### AIM
Gather the lines that hold the string "évangéliques".

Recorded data
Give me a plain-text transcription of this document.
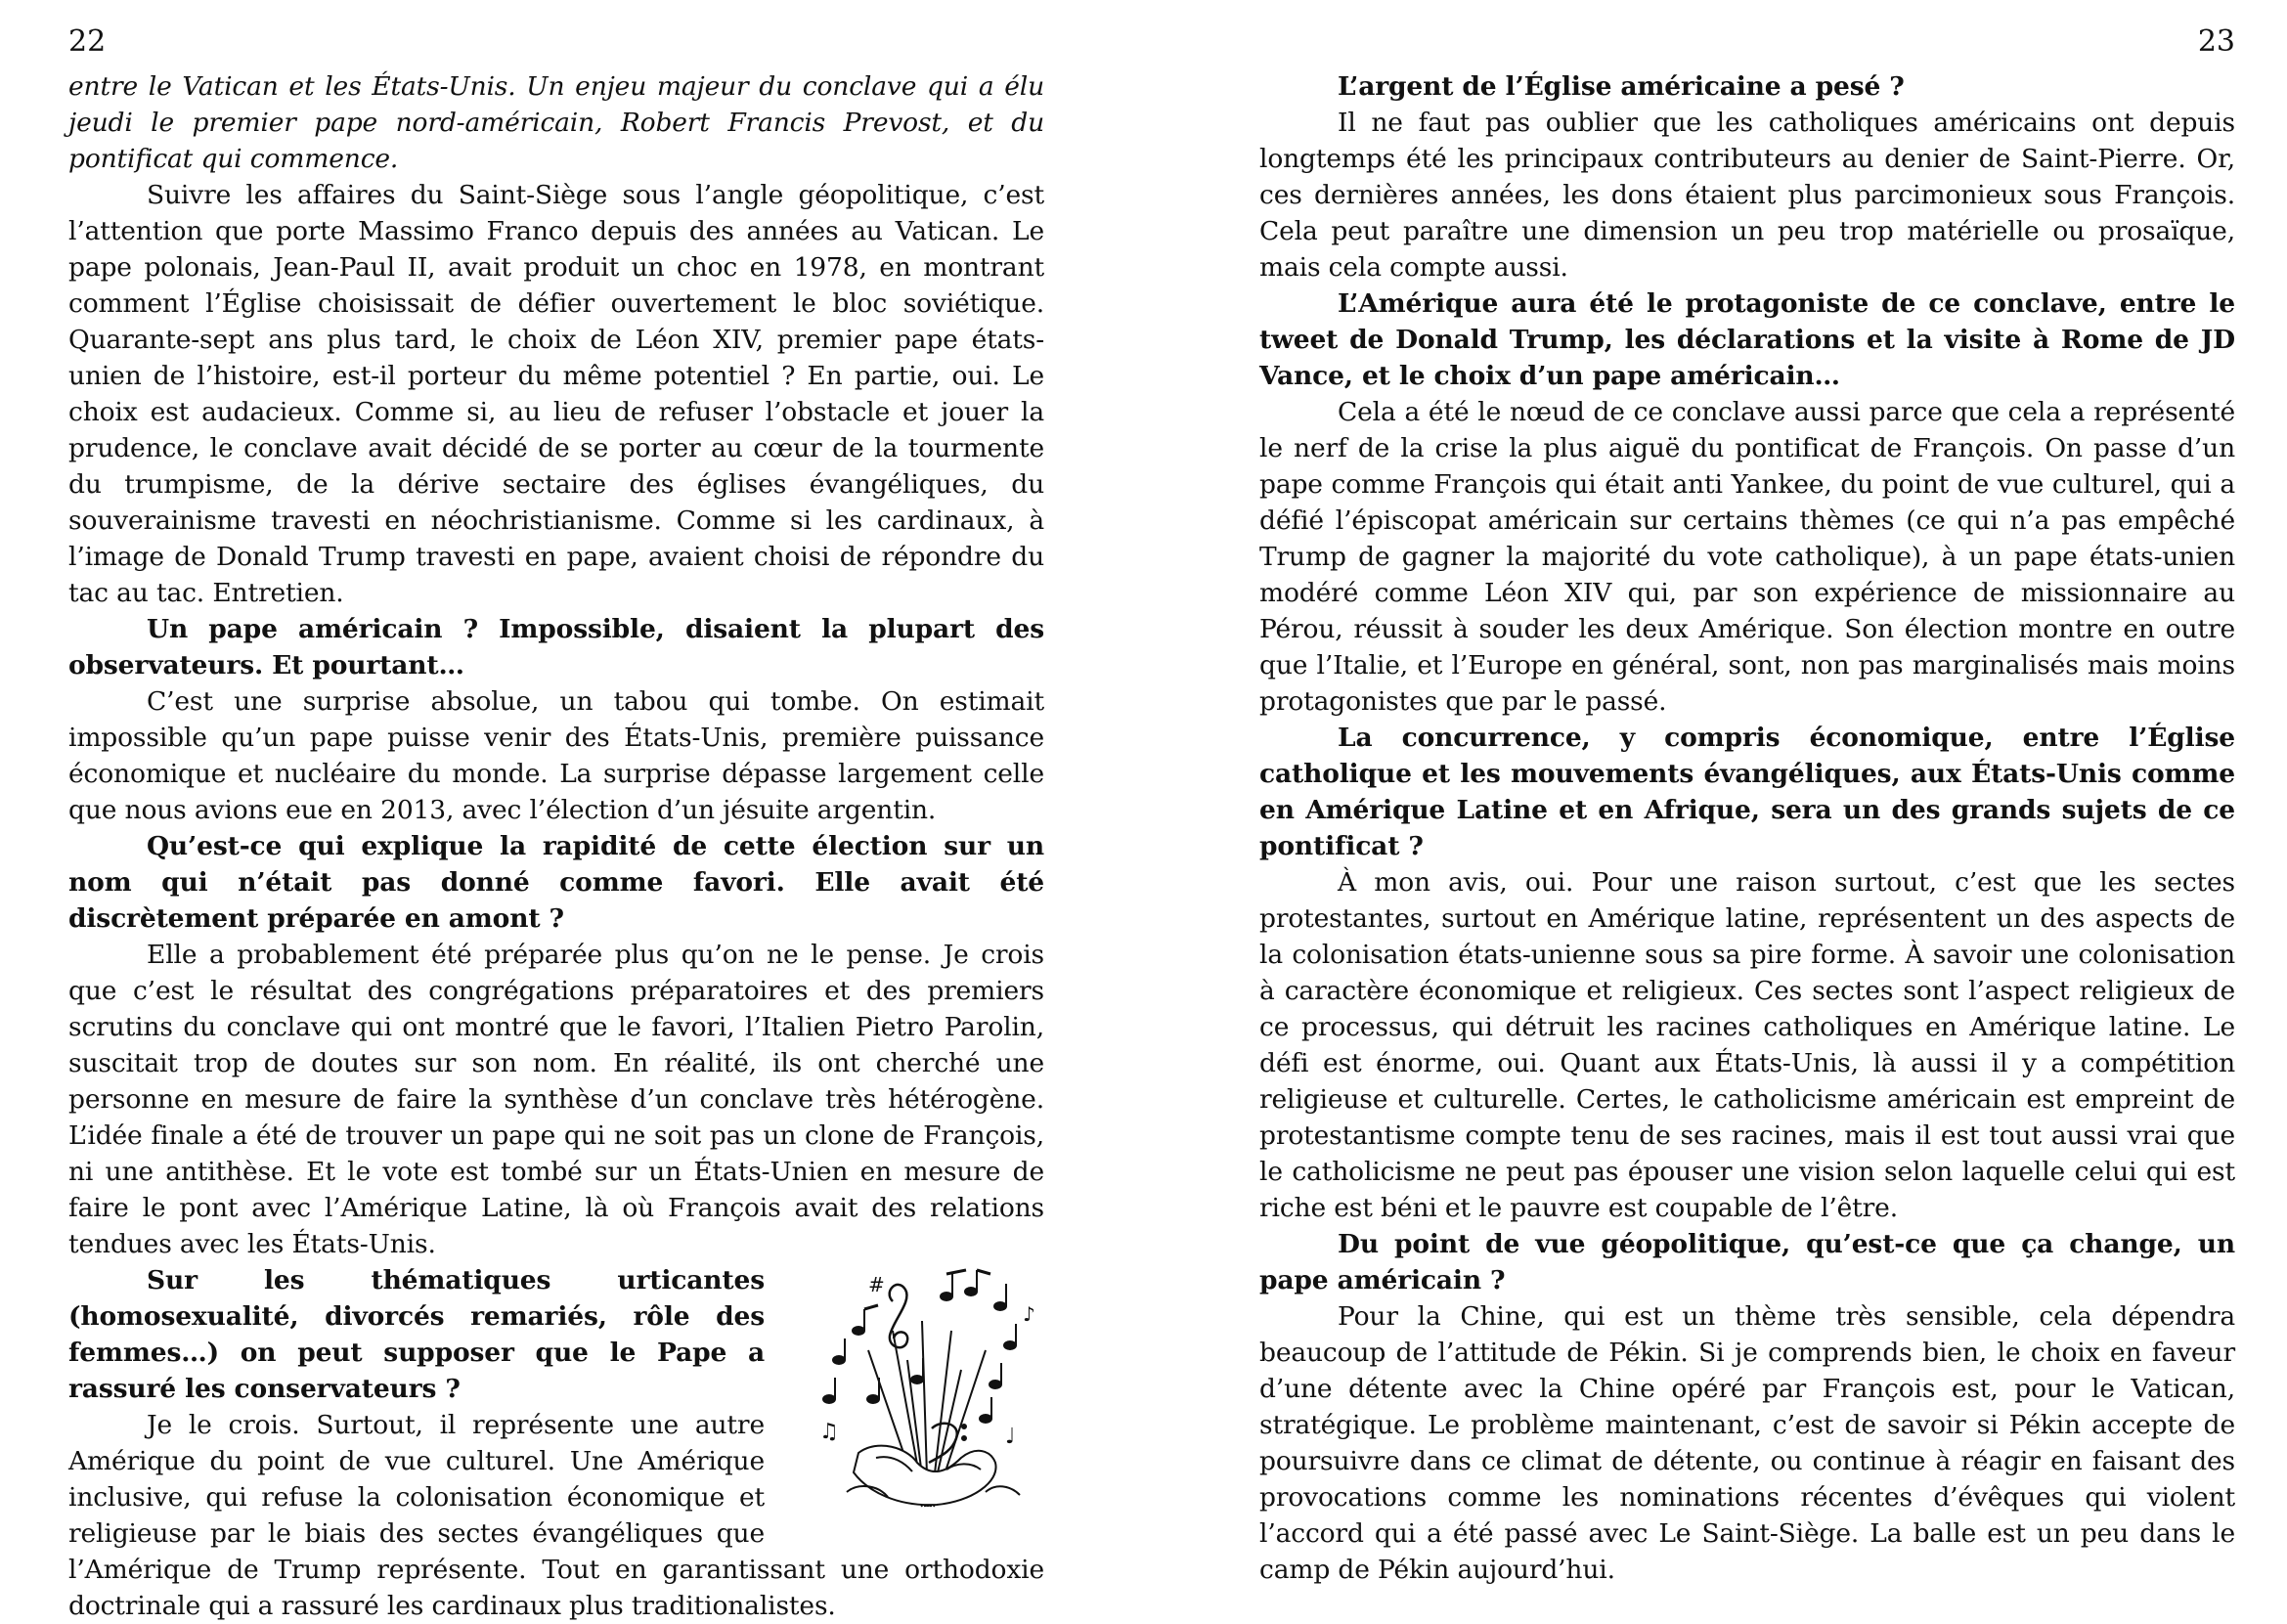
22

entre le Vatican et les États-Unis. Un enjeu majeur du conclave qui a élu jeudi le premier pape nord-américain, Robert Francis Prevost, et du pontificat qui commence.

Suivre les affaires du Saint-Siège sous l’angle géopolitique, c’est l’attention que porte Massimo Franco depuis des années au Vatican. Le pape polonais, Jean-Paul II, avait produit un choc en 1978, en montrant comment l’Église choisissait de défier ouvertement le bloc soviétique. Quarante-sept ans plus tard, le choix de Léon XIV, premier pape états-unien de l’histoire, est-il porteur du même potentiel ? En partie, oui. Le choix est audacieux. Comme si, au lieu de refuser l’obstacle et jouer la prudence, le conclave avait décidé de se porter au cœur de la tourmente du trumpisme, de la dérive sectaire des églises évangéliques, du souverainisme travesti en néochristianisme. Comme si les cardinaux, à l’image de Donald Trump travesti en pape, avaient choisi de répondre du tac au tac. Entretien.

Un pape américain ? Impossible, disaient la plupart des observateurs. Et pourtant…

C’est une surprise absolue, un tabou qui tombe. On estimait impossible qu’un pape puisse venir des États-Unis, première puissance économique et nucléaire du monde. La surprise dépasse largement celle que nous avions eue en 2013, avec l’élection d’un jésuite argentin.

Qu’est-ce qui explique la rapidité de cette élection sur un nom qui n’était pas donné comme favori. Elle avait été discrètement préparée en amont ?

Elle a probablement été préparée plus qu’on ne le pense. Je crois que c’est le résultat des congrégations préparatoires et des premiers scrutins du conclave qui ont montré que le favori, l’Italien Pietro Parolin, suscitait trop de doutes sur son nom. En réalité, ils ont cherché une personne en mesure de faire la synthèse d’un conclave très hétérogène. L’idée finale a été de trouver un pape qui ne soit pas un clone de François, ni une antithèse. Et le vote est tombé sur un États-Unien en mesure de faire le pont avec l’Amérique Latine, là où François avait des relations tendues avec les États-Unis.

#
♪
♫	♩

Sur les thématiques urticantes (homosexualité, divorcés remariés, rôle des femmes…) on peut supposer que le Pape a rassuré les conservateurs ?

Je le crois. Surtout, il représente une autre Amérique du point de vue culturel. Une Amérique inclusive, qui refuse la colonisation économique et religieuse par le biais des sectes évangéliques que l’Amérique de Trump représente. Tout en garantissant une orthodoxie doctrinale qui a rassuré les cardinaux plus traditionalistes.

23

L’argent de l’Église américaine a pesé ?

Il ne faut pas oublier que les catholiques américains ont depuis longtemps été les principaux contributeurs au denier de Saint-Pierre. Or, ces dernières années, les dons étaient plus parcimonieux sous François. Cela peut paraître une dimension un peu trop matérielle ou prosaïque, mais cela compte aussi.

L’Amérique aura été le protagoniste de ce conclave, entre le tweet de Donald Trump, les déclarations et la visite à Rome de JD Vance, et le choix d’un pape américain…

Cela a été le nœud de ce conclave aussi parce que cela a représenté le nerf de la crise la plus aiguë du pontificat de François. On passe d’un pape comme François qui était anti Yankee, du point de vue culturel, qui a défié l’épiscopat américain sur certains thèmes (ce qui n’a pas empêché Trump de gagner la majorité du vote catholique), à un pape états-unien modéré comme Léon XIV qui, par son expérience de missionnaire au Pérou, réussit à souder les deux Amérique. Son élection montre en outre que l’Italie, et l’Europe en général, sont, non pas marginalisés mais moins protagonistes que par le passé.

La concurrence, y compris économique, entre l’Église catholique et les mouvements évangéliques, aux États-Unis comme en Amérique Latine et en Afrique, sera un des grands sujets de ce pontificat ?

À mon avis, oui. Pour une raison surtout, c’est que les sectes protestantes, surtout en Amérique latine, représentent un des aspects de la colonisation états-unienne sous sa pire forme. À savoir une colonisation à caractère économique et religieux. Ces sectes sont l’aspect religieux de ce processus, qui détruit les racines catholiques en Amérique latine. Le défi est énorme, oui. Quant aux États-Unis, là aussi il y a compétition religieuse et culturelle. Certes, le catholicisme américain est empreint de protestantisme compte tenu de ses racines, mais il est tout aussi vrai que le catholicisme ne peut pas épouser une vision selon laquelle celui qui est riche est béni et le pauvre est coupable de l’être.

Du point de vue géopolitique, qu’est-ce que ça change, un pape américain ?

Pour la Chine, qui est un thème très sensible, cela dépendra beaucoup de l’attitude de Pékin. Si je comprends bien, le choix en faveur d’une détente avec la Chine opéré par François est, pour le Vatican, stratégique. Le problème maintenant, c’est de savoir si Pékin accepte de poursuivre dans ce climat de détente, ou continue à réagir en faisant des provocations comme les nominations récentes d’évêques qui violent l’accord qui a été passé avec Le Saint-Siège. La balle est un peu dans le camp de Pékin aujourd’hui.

==

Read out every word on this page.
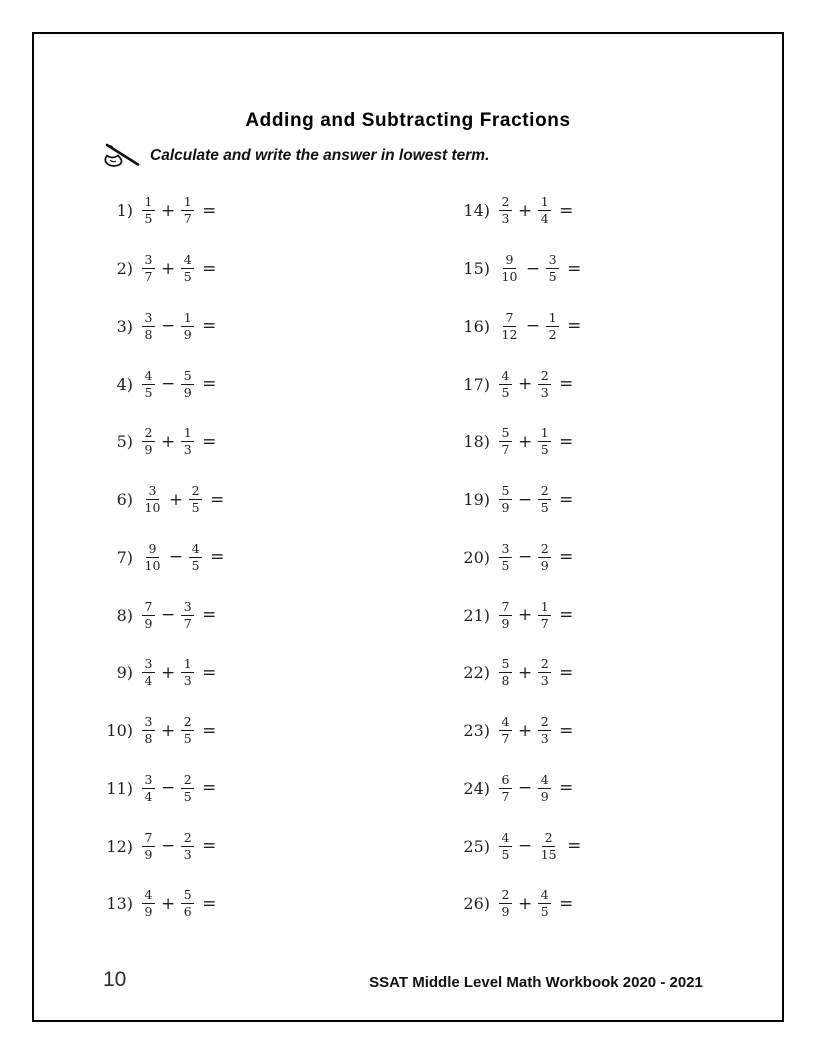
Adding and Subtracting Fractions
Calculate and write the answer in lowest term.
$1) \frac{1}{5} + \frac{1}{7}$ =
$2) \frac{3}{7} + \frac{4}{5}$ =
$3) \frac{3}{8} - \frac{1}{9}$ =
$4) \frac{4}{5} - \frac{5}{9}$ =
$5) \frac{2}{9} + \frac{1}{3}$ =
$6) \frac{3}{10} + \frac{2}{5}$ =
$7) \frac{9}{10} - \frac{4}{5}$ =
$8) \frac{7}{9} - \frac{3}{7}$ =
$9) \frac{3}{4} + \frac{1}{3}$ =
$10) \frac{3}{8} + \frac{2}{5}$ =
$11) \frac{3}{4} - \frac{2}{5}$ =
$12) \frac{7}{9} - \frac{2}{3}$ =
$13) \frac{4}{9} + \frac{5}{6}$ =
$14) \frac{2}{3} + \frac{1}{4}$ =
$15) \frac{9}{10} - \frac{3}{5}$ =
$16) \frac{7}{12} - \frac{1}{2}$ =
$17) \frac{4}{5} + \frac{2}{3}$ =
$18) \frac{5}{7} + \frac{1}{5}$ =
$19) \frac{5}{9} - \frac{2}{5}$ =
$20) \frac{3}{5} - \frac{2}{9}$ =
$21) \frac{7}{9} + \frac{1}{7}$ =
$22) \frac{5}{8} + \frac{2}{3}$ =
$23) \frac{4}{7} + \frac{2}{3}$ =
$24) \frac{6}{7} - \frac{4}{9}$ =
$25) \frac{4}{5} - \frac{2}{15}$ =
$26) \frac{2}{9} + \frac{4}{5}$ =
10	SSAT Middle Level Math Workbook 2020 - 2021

--

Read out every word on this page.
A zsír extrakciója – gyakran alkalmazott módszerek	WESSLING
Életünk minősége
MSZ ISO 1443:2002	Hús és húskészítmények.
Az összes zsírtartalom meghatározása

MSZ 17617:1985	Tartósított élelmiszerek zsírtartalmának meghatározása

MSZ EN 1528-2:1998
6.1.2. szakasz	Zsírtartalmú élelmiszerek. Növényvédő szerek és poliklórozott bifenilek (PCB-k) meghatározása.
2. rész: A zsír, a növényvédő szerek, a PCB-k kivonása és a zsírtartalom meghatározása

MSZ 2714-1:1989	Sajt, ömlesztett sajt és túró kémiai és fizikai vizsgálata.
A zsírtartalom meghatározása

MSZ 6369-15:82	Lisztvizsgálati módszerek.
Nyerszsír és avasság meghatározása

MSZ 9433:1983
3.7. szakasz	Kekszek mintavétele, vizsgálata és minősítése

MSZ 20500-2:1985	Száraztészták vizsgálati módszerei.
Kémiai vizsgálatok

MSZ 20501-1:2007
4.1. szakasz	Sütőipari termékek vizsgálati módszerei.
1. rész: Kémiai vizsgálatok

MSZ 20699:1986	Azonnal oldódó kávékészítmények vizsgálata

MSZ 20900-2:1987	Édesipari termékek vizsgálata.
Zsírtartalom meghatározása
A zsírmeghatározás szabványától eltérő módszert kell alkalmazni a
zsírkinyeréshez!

### RESULT BELOW
Suivre les affaires du Saint-Siège sous l’angle géopolitique, c’est l’attention que porte Massimo Franco depuis des années au Vatican. Le pape polonais, Jean-Paul II, avait produit un choc en 1978, en montrant comment l’Église choisissait de défier ouvertement le bloc soviétique. Quarante-sept ans plus tard, le choix de Léon XIV, premier pape états-unien de l’histoire, est-il porteur du même potentiel ? En partie, oui. Le choix est audacieux. Comme si, au lieu de refuser l’obstacle et jouer la prudence, le conclave avait décidé de se porter au cœur de la tourmente du trumpisme, de la dérive sectaire des églises évangéliques, du souverainisme travesti en néochristianisme. Comme si les cardinaux, à l’image de Donald Trump travesti en pape, avaient choisi de répondre du tac au tac. Entretien.
Je le crois. Surtout, il représente une autre Amérique du point de vue culturel. Une Amérique inclusive, qui refuse la colonisation économique et religieuse par le biais des sectes évangéliques que l’Amérique de Trump représente. Tout en garantissant une orthodoxie doctrinale qui a rassuré les cardinaux plus traditionalistes.
La concurrence, y compris économique, entre l’Église catholique et les mouvements évangéliques, aux États-Unis comme en Amérique Latine et en Afrique, sera un des grands sujets de ce pontificat ?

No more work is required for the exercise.